Copy each line below in which the word "international" occurs.
— BEGIN RECORDS —
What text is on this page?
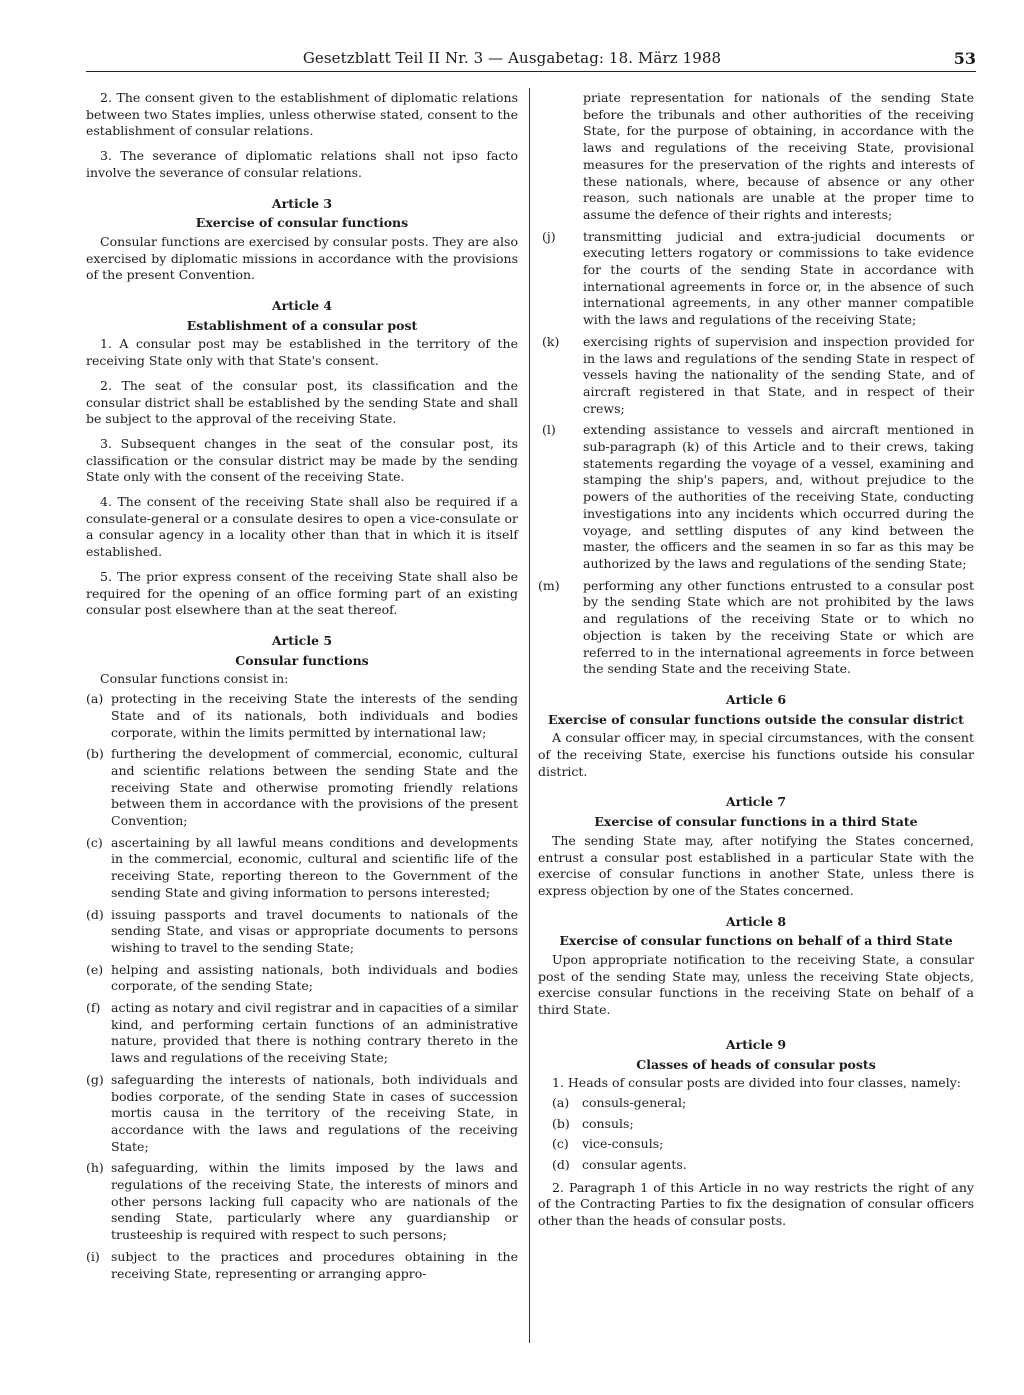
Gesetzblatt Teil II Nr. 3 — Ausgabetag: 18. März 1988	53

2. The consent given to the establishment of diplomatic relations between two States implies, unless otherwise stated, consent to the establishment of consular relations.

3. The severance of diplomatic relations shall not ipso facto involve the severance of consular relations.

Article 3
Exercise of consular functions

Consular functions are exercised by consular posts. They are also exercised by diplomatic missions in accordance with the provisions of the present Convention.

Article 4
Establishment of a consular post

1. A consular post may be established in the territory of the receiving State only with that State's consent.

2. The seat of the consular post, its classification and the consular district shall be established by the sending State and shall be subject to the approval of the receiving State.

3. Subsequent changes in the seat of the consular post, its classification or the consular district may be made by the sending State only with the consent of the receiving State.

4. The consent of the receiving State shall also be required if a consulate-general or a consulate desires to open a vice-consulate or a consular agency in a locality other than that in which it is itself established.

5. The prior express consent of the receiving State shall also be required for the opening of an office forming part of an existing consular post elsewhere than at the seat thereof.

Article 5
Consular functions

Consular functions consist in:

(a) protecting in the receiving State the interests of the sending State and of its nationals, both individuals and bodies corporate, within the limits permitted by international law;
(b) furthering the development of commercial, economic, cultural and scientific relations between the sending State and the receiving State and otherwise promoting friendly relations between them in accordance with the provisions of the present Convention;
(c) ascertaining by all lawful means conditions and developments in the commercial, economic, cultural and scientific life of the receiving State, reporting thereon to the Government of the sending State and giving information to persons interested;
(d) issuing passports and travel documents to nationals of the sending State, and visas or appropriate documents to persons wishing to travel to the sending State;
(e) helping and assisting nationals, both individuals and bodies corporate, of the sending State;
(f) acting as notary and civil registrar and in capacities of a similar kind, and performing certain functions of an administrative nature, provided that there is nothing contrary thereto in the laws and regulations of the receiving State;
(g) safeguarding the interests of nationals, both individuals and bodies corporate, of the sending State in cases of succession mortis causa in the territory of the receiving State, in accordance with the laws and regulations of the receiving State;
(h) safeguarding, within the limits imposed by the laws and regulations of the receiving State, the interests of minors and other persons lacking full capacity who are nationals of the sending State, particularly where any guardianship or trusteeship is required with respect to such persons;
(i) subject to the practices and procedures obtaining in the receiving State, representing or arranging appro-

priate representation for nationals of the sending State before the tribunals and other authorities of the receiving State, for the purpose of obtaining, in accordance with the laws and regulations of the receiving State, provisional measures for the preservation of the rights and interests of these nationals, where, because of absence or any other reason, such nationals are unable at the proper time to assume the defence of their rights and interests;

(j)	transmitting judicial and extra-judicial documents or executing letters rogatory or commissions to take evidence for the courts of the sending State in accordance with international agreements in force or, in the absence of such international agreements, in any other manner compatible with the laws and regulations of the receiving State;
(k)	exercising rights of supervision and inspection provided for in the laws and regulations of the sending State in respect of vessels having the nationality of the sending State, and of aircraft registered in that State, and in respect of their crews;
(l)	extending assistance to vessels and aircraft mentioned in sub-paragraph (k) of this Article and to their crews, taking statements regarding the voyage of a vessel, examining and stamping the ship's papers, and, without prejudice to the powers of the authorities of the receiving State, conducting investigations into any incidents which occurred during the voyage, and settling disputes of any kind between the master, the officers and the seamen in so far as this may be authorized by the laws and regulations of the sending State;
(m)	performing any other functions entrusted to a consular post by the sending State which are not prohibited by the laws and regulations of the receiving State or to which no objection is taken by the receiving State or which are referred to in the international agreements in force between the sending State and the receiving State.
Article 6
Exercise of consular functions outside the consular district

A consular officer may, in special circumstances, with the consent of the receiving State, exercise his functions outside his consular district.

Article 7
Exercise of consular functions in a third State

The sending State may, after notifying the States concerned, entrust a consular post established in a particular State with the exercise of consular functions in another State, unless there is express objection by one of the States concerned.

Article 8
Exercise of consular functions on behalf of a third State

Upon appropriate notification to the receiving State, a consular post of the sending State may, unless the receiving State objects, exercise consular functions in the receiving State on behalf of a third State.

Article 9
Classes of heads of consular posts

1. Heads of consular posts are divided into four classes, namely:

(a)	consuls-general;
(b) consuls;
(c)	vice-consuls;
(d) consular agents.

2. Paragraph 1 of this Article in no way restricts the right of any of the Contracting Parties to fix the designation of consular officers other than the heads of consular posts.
— END RECORDS —
COMPLETED EXERCISE:
(a) protecting in the receiving State the interests of the sending State and of its nationals, both individuals and bodies corporate, within the limits permitted by international law;
(j)	transmitting judicial and extra-judicial documents or executing letters rogatory or commissions to take evidence for the courts of the sending State in accordance with international agreements in force or, in the absence of such international agreements, in any other manner compatible with the laws and regulations of the receiving State;
(m)	performing any other functions entrusted to a consular post by the sending State which are not prohibited by the laws and regulations of the receiving State or to which no objection is taken by the receiving State or which are referred to in the international agreements in force between the sending State and the receiving State.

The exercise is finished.